--- Request ---
Your task is to give the data again, exactly, with every line intact.

--- Excerpted data ---
>> start

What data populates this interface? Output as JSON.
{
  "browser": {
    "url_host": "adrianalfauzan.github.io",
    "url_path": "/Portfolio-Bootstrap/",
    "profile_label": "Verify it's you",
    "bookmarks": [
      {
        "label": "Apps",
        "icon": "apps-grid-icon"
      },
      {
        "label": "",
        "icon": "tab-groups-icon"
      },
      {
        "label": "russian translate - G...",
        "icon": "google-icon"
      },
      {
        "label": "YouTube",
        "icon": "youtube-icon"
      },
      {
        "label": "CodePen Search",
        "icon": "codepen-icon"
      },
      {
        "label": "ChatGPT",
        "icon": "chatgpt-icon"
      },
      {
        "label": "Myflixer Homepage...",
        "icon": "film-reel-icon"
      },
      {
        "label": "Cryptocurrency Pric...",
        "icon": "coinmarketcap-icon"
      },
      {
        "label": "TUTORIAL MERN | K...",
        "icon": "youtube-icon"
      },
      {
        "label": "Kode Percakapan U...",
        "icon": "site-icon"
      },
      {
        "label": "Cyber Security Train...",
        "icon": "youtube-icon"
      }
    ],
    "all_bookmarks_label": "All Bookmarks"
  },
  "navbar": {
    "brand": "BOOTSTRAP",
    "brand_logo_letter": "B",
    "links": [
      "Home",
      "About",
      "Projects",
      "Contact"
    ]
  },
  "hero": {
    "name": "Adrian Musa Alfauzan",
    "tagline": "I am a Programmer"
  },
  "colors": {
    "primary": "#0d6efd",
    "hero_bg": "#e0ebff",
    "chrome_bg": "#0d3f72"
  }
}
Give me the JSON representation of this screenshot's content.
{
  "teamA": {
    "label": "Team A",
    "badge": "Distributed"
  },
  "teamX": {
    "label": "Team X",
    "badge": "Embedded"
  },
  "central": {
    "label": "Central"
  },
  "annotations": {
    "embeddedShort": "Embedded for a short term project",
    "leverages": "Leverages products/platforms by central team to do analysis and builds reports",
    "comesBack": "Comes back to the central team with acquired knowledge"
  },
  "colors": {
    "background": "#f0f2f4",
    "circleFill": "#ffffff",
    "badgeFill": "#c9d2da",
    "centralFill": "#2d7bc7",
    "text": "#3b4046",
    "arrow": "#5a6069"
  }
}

>> end

--- Response below ---
What data populates this interface? Output as JSON.
{
  "browser": {
    "url_host": "adrianalfauzan.github.io",
    "url_path": "/Portfolio-Bootstrap/",
    "profile_label": "Verify it's you",
    "bookmarks": [
      {
        "label": "Apps",
        "icon": "apps-grid-icon"
      },
      {
        "label": "",
        "icon": "tab-groups-icon"
      },
      {
        "label": "russian translate - G...",
        "icon": "google-icon"
      },
      {
        "label": "YouTube",
        "icon": "youtube-icon"
      },
      {
        "label": "CodePen Search",
        "icon": "codepen-icon"
      },
      {
        "label": "ChatGPT",
        "icon": "chatgpt-icon"
      },
      {
        "label": "Myflixer Homepage...",
        "icon": "film-reel-icon"
      },
      {
        "label": "Cryptocurrency Pric...",
        "icon": "coinmarketcap-icon"
      },
      {
        "label": "TUTORIAL MERN | K...",
        "icon": "youtube-icon"
      },
      {
        "label": "Kode Percakapan U...",
        "icon": "site-icon"
      },
      {
        "label": "Cyber Security Train...",
        "icon": "youtube-icon"
      }
    ],
    "all_bookmarks_label": "All Bookmarks"
  },
  "navbar": {
    "brand": "BOOTSTRAP",
    "brand_logo_letter": "B",
    "links": [
      "Home",
      "About",
      "Projects",
      "Contact"
    ]
  },
  "hero": {
    "name": "Adrian Musa Alfauzan",
    "tagline": "I am a Programmer"
  },
  "colors": {
    "primary": "#0d6efd",
    "hero_bg": "#e0ebff",
    "chrome_bg": "#0d3f72"
  }
}
Give me the JSON representation of this screenshot's content.
{
  "teamA": {
    "label": "Team A",
    "badge": "Distributed"
  },
  "teamX": {
    "label": "Team X",
    "badge": "Embedded"
  },
  "central": {
    "label": "Central"
  },
  "annotations": {
    "embeddedShort": "Embedded for a short term project",
    "leverages": "Leverages products/platforms by central team to do analysis and builds reports",
    "comesBack": "Comes back to the central team with acquired knowledge"
  },
  "colors": {
    "background": "#f0f2f4",
    "circleFill": "#ffffff",
    "badgeFill": "#c9d2da",
    "centralFill": "#2d7bc7",
    "text": "#3b4046",
    "arrow": "#5a6069"
  }
}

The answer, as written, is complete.